YOUR OBJECTIVE ▸ Swap each occurrence of "anomalies" with "alerts" across all the records below, and reproduce every line otherwise unchanged. Omit the pictures from your answer.

Element box records:
◇ ◇ ◇

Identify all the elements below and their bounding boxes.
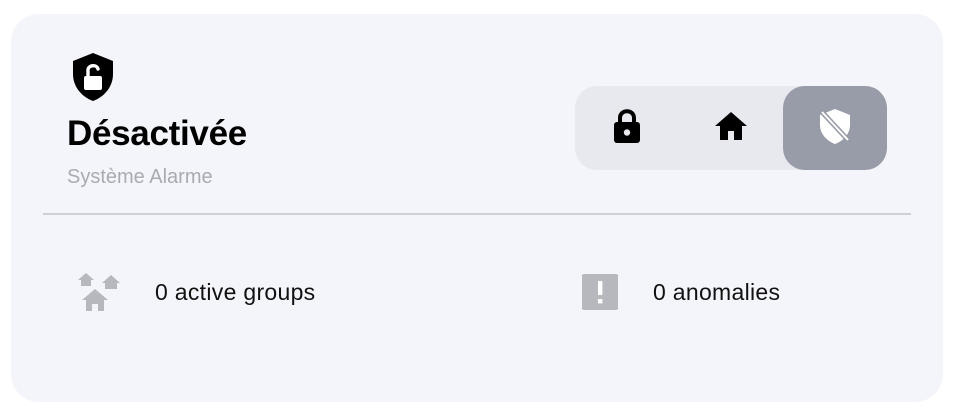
alert-square-icon	[577, 270, 623, 314]
active-groups-label: 0 active groups	[155, 278, 316, 305]
anomalies-stat: 0 anomalies	[577, 270, 780, 314]
alarm-system-subtitle: Système Alarme	[67, 166, 213, 188]
shield-unlocked-icon	[71, 52, 115, 102]
arm-away-button[interactable]	[575, 86, 679, 170]
alarm-status-title: Désactivée	[67, 114, 247, 153]
disarm-button[interactable]	[783, 86, 887, 170]
section-divider	[43, 213, 911, 215]
arm-home-button[interactable]	[679, 86, 783, 170]
active-groups-stat: 0 active groups	[77, 270, 315, 314]
lock-icon	[612, 107, 642, 150]
houses-icon	[77, 270, 123, 314]
shield-off-icon	[817, 107, 853, 150]
alarm-mode-switch	[575, 86, 887, 170]
anomalies-label: 0 anomalies	[653, 278, 781, 305]
alarm-panel-card: Désactivée Système Alarme 0 active group…	[11, 14, 943, 402]
home-icon	[714, 111, 748, 146]
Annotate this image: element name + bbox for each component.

◇ ◇ ◇

THE ANSWER ▸
Identify all the elements below and their bounding boxes.
alert-square-icon	[577, 270, 623, 314]
active-groups-label: 0 active groups	[155, 278, 316, 305]
alerts-stat: 0 alerts	[577, 270, 780, 314]
alarm-system-subtitle: Système Alarme	[67, 166, 213, 188]
shield-unlocked-icon	[71, 52, 115, 102]
arm-away-button[interactable]	[575, 86, 679, 170]
alarm-status-title: Désactivée	[67, 114, 247, 153]
disarm-button[interactable]	[783, 86, 887, 170]
section-divider	[43, 213, 911, 215]
arm-home-button[interactable]	[679, 86, 783, 170]
active-groups-stat: 0 active groups	[77, 270, 315, 314]
lock-icon	[612, 107, 642, 150]
houses-icon	[77, 270, 123, 314]
shield-off-icon	[817, 107, 853, 150]
alarm-mode-switch	[575, 86, 887, 170]
alerts-label: 0 alerts	[653, 278, 781, 305]
alarm-panel-card: Désactivée Système Alarme 0 active group…	[11, 14, 943, 402]
home-icon	[714, 111, 748, 146]
Annotate this image: element name + bbox for each component.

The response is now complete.